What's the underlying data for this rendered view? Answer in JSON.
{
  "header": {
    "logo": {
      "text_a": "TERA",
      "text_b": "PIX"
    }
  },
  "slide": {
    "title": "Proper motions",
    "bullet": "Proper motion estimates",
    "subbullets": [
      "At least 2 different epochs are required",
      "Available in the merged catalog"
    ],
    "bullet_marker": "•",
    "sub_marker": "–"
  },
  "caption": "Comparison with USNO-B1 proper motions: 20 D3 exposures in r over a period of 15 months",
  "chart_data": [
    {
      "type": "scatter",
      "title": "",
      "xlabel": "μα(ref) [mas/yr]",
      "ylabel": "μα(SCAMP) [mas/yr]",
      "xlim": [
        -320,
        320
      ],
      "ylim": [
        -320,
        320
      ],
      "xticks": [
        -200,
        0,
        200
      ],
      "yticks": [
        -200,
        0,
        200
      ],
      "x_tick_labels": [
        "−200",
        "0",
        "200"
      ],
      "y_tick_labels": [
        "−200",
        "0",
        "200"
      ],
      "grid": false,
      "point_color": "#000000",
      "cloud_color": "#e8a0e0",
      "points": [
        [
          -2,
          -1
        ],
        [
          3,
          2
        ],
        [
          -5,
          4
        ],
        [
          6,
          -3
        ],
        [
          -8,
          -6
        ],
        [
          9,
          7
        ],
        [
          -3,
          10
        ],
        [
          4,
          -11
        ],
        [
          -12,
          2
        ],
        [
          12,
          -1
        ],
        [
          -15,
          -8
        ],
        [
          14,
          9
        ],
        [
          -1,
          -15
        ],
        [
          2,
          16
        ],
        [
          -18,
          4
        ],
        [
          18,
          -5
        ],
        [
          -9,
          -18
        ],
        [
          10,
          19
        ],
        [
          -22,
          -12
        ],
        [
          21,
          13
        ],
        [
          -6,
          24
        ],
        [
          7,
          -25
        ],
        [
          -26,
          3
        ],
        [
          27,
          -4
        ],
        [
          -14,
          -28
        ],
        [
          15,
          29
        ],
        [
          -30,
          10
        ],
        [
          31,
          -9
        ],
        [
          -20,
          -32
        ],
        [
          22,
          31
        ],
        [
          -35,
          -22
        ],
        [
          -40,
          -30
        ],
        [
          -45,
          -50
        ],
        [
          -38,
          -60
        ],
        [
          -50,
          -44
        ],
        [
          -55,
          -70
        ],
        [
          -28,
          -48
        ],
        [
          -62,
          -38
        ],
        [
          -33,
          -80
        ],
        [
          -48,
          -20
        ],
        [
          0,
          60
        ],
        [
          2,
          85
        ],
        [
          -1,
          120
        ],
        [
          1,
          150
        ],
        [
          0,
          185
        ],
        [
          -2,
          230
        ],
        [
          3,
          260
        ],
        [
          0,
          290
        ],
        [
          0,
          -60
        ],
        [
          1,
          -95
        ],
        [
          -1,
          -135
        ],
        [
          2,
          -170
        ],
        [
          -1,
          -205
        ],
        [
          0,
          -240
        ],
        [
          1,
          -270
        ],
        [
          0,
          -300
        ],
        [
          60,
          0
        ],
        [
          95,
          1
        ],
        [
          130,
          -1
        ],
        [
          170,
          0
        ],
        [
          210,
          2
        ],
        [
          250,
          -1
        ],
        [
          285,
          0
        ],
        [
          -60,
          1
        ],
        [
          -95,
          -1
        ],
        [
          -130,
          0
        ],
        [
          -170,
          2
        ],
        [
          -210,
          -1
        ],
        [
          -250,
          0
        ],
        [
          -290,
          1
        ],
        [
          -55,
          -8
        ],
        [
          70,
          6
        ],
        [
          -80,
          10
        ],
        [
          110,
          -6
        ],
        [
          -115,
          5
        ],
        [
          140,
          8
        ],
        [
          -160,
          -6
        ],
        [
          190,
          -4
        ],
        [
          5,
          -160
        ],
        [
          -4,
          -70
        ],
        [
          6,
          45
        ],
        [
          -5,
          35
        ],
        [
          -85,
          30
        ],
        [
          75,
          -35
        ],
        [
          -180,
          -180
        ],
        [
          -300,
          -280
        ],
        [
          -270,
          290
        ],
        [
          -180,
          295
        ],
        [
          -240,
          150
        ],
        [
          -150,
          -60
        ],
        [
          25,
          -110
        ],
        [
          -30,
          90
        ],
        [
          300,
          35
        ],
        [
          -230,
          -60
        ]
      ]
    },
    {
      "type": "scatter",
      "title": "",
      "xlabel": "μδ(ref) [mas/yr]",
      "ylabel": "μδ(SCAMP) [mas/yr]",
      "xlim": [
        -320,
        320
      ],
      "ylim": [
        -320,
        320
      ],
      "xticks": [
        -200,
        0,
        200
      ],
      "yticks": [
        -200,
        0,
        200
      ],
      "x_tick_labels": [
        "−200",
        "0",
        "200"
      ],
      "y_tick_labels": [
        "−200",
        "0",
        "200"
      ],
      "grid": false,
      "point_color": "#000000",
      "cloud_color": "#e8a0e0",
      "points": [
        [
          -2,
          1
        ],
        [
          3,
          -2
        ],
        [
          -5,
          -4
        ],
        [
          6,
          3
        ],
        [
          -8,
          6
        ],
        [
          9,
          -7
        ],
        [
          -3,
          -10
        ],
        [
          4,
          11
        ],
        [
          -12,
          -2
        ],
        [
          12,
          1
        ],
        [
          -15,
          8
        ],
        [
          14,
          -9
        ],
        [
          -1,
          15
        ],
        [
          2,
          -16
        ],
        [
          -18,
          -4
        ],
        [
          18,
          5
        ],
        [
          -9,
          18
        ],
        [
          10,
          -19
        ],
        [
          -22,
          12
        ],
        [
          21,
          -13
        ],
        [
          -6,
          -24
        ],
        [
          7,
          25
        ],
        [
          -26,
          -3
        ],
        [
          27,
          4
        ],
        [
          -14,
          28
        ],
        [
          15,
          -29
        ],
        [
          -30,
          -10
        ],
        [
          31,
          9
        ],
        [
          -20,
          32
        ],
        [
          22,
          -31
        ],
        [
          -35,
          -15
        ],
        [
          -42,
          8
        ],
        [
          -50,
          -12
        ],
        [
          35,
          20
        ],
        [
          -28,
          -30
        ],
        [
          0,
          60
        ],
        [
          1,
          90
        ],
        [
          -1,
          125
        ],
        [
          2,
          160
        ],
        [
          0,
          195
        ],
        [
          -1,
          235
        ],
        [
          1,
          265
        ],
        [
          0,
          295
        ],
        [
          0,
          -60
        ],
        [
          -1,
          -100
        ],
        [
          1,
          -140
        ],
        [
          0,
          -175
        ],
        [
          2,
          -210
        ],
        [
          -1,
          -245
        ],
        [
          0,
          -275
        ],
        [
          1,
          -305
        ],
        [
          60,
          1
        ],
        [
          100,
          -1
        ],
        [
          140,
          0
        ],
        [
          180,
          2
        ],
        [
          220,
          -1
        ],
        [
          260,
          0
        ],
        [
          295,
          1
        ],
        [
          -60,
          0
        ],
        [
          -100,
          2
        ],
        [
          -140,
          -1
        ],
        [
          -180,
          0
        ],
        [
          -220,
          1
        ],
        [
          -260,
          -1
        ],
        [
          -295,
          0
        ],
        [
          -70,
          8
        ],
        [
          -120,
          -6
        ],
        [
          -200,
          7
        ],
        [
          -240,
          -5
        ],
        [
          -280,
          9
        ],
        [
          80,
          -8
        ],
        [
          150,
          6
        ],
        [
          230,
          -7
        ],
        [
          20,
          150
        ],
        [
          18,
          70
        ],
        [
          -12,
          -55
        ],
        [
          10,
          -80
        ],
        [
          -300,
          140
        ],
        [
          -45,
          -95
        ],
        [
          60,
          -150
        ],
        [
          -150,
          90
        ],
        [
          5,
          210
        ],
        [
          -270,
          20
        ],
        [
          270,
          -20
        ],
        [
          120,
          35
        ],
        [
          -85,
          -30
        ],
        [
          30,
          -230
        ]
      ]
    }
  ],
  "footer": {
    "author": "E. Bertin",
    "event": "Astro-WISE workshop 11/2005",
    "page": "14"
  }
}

◇ ◇ ◇ ◇ ◇ ◇ ◇

Locate all lines holding the word "xlabel", then copy them out.

      "xlabel": "μα(ref) [mas/yr]",
      "xlabel": "μδ(ref) [mas/yr]",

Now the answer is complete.